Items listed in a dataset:
"""
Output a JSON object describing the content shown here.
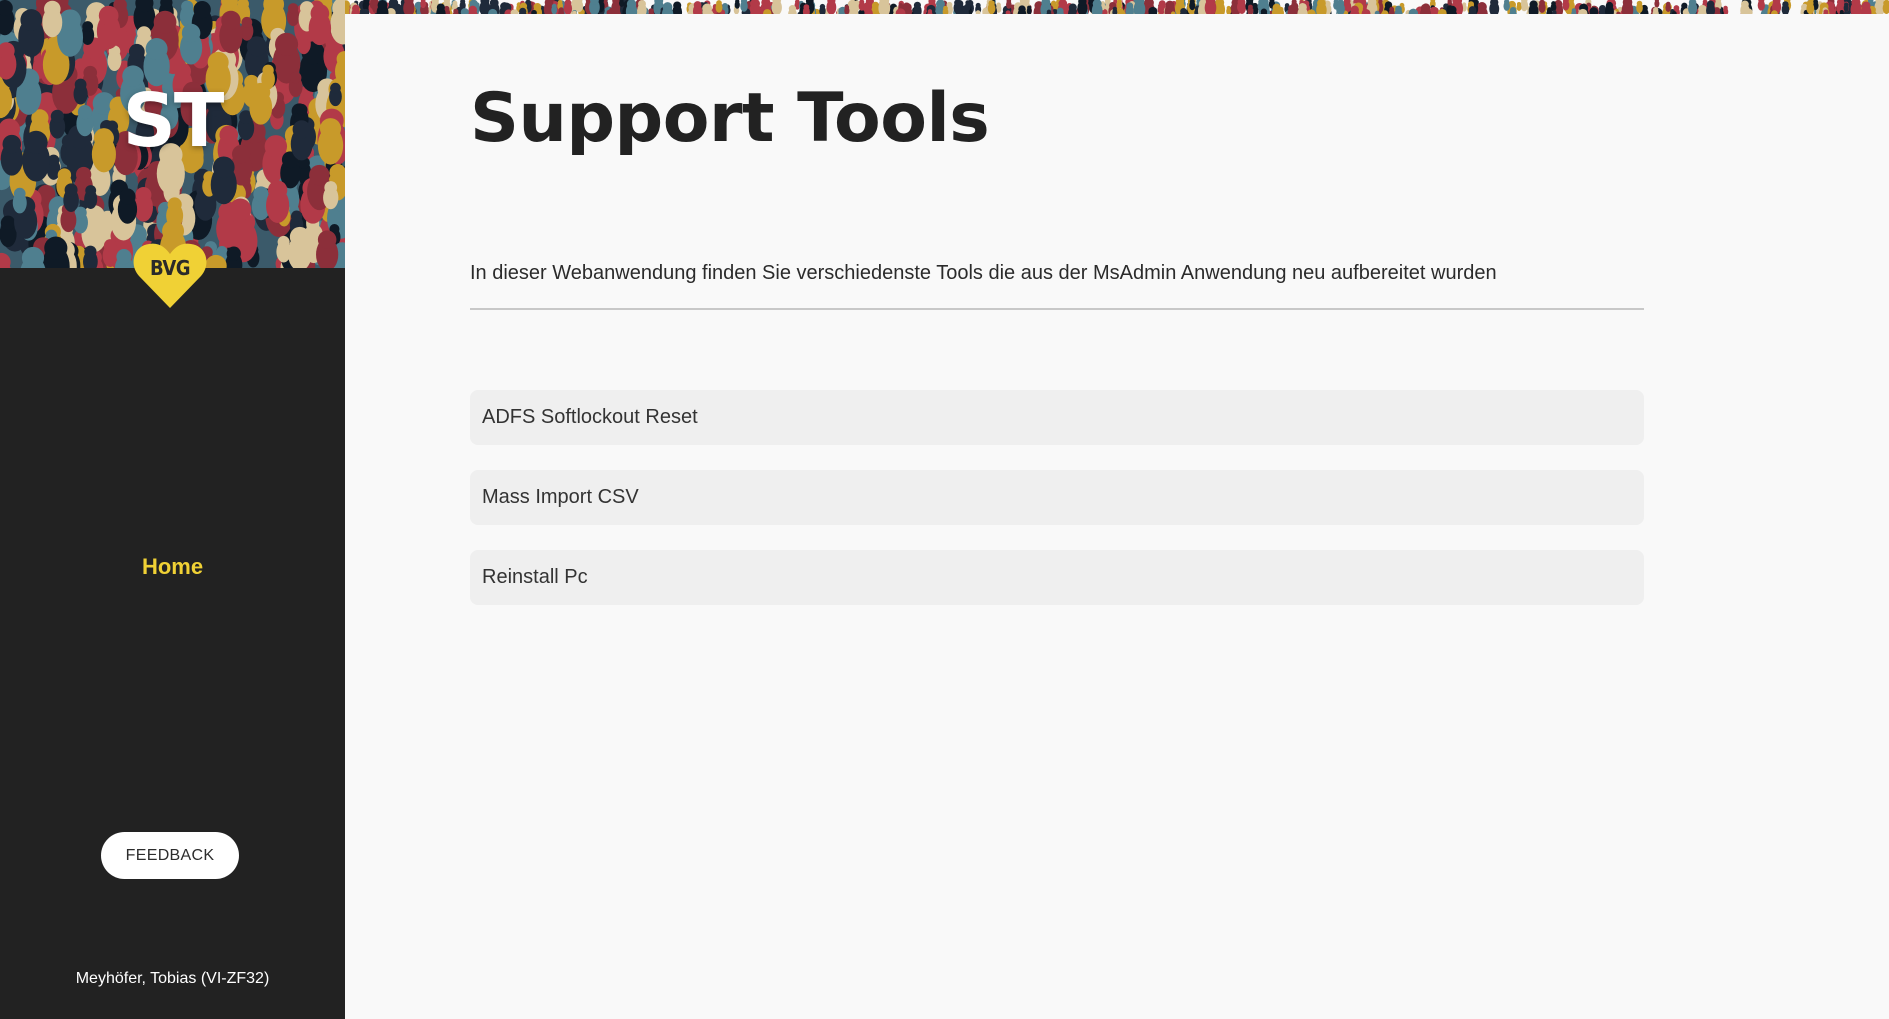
{
  "sidebar": {
    "logo_text": "ST",
    "brand_badge": "BVG",
    "nav": [
      {
        "label": "Home",
        "active": true
      }
    ],
    "feedback_label": "FEEDBACK",
    "user": "Meyhöfer, Tobias (VI-ZF32)"
  },
  "main": {
    "title": "Support Tools",
    "intro": "In dieser Webanwendung finden Sie verschiedenste Tools die aus der MsAdmin Anwendung neu aufbereitet wurden",
    "tools": [
      {
        "label": "ADFS Softlockout Reset"
      },
      {
        "label": "Mass Import CSV"
      },
      {
        "label": "Reinstall Pc"
      }
    ]
  },
  "colors": {
    "sidebar_bg": "#222222",
    "accent_yellow": "#f0d135",
    "main_bg": "#f9f9f9",
    "tool_bg": "#efefef",
    "title_text": "#222222"
  },
  "icons": [
    "bvg-heart-logo",
    "crowd-pattern-banner"
  ]
}
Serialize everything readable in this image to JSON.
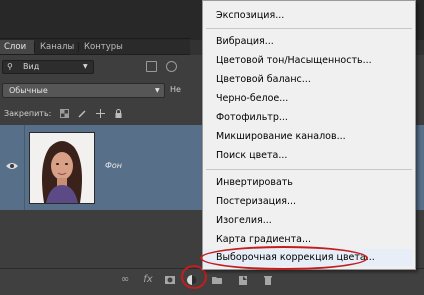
{
  "layers_panel": {
    "tabs": [
      "Слои",
      "Каналы",
      "Контуры"
    ],
    "filter_kind": "Вид",
    "blend_mode": "Обычные",
    "opacity_partial": "Не",
    "lock_label": "Закрепить:",
    "layer": {
      "name": "Фон",
      "visible": true
    }
  },
  "bottom_bar": {
    "icons": [
      "link-icon",
      "fx-icon",
      "mask-icon",
      "adjustment-icon",
      "group-icon",
      "new-layer-icon",
      "trash-icon"
    ],
    "fx_label": "fx"
  },
  "adjustment_menu": {
    "group1": [
      "Экспозиция..."
    ],
    "group2": [
      "Вибрация...",
      "Цветовой тон/Насыщенность...",
      "Цветовой баланс...",
      "Черно-белое...",
      "Фотофильтр...",
      "Микширование каналов...",
      "Поиск цвета..."
    ],
    "group3": [
      "Инвертировать",
      "Постеризация...",
      "Изогелия...",
      "Карта градиента..."
    ],
    "selected": "Выборочная коррекция цвета...",
    "highlight_color": "#c41d1d"
  },
  "colors": {
    "panel_bg": "#3e3e3e",
    "layer_selected": "#586f8a",
    "menu_bg": "#f0f0f0",
    "annotation_red": "#c41d1d"
  }
}
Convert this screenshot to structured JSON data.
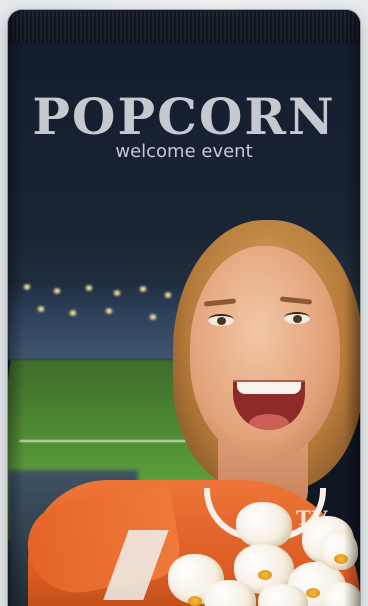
{
  "product": {
    "title": "POPCORN",
    "subtitle": "welcome event",
    "tv_mark": "TV"
  },
  "colors": {
    "bag_background": "#141d2d",
    "title_text": "#c6c9d0",
    "jersey": "#ef7538",
    "pitch": "#4f8a33"
  }
}
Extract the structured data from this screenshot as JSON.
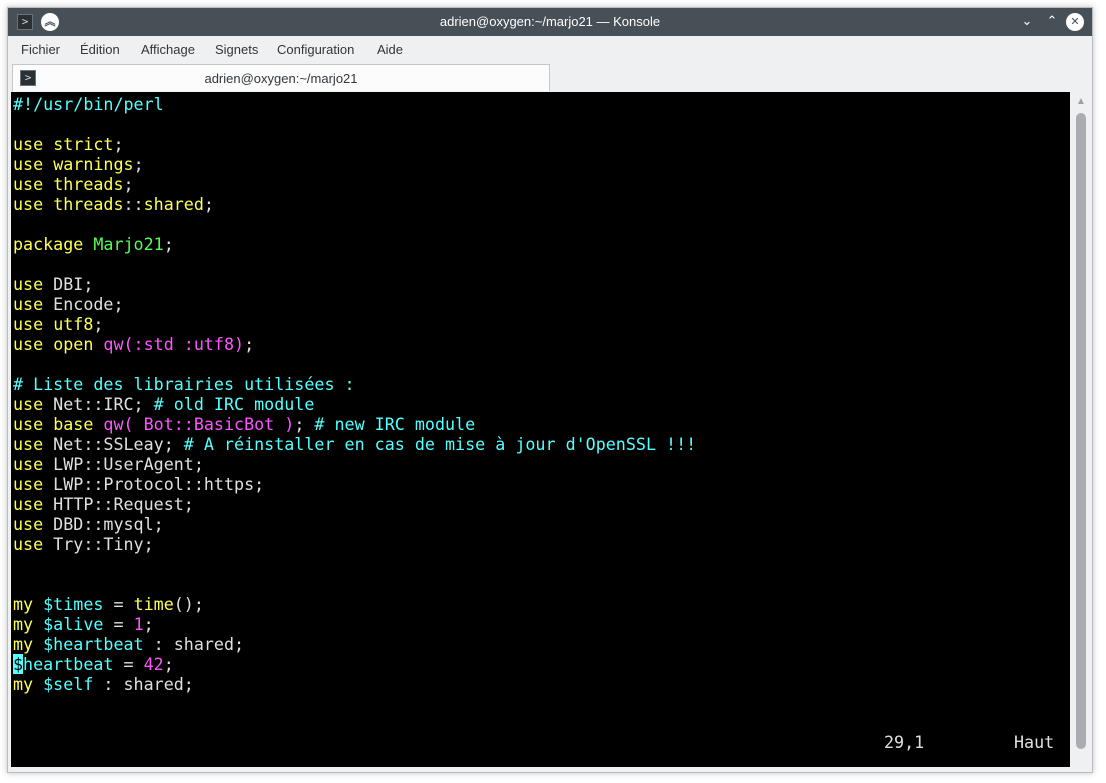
{
  "window": {
    "title": "adrien@oxygen:~/marjo21 — Konsole"
  },
  "menubar": {
    "items": [
      "Fichier",
      "Édition",
      "Affichage",
      "Signets",
      "Configuration",
      "Aide"
    ]
  },
  "tabs": [
    {
      "label": "adrien@oxygen:~/marjo21"
    }
  ],
  "terminal": {
    "lines": [
      "#!/usr/bin/perl",
      "",
      "use strict;",
      "use warnings;",
      "use threads;",
      "use threads::shared;",
      "",
      "package Marjo21;",
      "",
      "use DBI;",
      "use Encode;",
      "use utf8;",
      "use open qw(:std :utf8);",
      "",
      "# Liste des librairies utilisées :",
      "use Net::IRC; # old IRC module",
      "use base qw( Bot::BasicBot ); # new IRC module",
      "use Net::SSLeay; # A réinstaller en cas de mise à jour d'OpenSSL !!!",
      "use LWP::UserAgent;",
      "use LWP::Protocol::https;",
      "use HTTP::Request;",
      "use DBD::mysql;",
      "use Try::Tiny;",
      "",
      "",
      "my $times = time();",
      "my $alive = 1;",
      "my $heartbeat : shared;",
      "$heartbeat = 42;",
      "my $self : shared;"
    ],
    "status": {
      "position": "29,1",
      "scroll": "Haut"
    }
  },
  "colors": {
    "keyword": "#ffff54",
    "comment": "#54ffff",
    "string": "#ff54ff",
    "package": "#54ff54",
    "variable": "#54ffff",
    "text": "#e0e0e0",
    "background": "#000000",
    "titlebar": "#475057"
  },
  "icons": {
    "app": "terminal-icon",
    "keep_above": "keep-above-icon",
    "minimize": "chevron-down-icon",
    "maximize": "chevron-up-icon",
    "close": "close-icon"
  }
}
"""
▶ Description of the task
Take the listing above and print it exactly, apart from the pictures.

▶ Exercise answer
Output a JSON object describing the content shown here.
{
  "sidebar": {
    "logo_text": "ST",
    "brand_badge": "BVG",
    "nav": [
      {
        "label": "Home",
        "active": true
      }
    ],
    "feedback_label": "FEEDBACK",
    "user": "Meyhöfer, Tobias (VI-ZF32)"
  },
  "main": {
    "title": "Support Tools",
    "intro": "In dieser Webanwendung finden Sie verschiedenste Tools die aus der MsAdmin Anwendung neu aufbereitet wurden",
    "tools": [
      {
        "label": "ADFS Softlockout Reset"
      },
      {
        "label": "Mass Import CSV"
      },
      {
        "label": "Reinstall Pc"
      }
    ]
  },
  "colors": {
    "sidebar_bg": "#222222",
    "accent_yellow": "#f0d135",
    "main_bg": "#f9f9f9",
    "tool_bg": "#efefef",
    "title_text": "#222222"
  },
  "icons": [
    "bvg-heart-logo",
    "crowd-pattern-banner"
  ]
}
Serialize everything readable in this image to JSON.
{
  "layers_panel": {
    "tabs": [
      "Слои",
      "Каналы",
      "Контуры"
    ],
    "filter_kind": "Вид",
    "blend_mode": "Обычные",
    "opacity_partial": "Не",
    "lock_label": "Закрепить:",
    "layer": {
      "name": "Фон",
      "visible": true
    }
  },
  "bottom_bar": {
    "icons": [
      "link-icon",
      "fx-icon",
      "mask-icon",
      "adjustment-icon",
      "group-icon",
      "new-layer-icon",
      "trash-icon"
    ],
    "fx_label": "fx"
  },
  "adjustment_menu": {
    "group1": [
      "Экспозиция..."
    ],
    "group2": [
      "Вибрация...",
      "Цветовой тон/Насыщенность...",
      "Цветовой баланс...",
      "Черно-белое...",
      "Фотофильтр...",
      "Микширование каналов...",
      "Поиск цвета..."
    ],
    "group3": [
      "Инвертировать",
      "Постеризация...",
      "Изогелия...",
      "Карта градиента..."
    ],
    "selected": "Выборочная коррекция цвета...",
    "highlight_color": "#c41d1d"
  },
  "colors": {
    "panel_bg": "#3e3e3e",
    "layer_selected": "#586f8a",
    "menu_bg": "#f0f0f0",
    "annotation_red": "#c41d1d"
  }
}
Convert this screenshot to structured JSON data.
{
  "product": {
    "title": "POPCORN",
    "subtitle": "welcome event",
    "tv_mark": "TV"
  },
  "colors": {
    "bag_background": "#141d2d",
    "title_text": "#c6c9d0",
    "jersey": "#ef7538",
    "pitch": "#4f8a33"
  }
}
Extract the structured data from this screenshot as JSON.
{
  "window": {
    "title": "adrien@oxygen:~/marjo21 — Konsole"
  },
  "menubar": {
    "items": [
      "Fichier",
      "Édition",
      "Affichage",
      "Signets",
      "Configuration",
      "Aide"
    ]
  },
  "tabs": [
    {
      "label": "adrien@oxygen:~/marjo21"
    }
  ],
  "terminal": {
    "lines": [
      "#!/usr/bin/perl",
      "",
      "use strict;",
      "use warnings;",
      "use threads;",
      "use threads::shared;",
      "",
      "package Marjo21;",
      "",
      "use DBI;",
      "use Encode;",
      "use utf8;",
      "use open qw(:std :utf8);",
      "",
      "# Liste des librairies utilisées :",
      "use Net::IRC; # old IRC module",
      "use base qw( Bot::BasicBot ); # new IRC module",
      "use Net::SSLeay; # A réinstaller en cas de mise à jour d'OpenSSL !!!",
      "use LWP::UserAgent;",
      "use LWP::Protocol::https;",
      "use HTTP::Request;",
      "use DBD::mysql;",
      "use Try::Tiny;",
      "",
      "",
      "my $times = time();",
      "my $alive = 1;",
      "my $heartbeat : shared;",
      "$heartbeat = 42;",
      "my $self : shared;"
    ],
    "status": {
      "position": "29,1",
      "scroll": "Haut"
    }
  },
  "colors": {
    "keyword": "#ffff54",
    "comment": "#54ffff",
    "string": "#ff54ff",
    "package": "#54ff54",
    "variable": "#54ffff",
    "text": "#e0e0e0",
    "background": "#000000",
    "titlebar": "#475057"
  },
  "icons": {
    "app": "terminal-icon",
    "keep_above": "keep-above-icon",
    "minimize": "chevron-down-icon",
    "maximize": "chevron-up-icon",
    "close": "close-icon"
  }
}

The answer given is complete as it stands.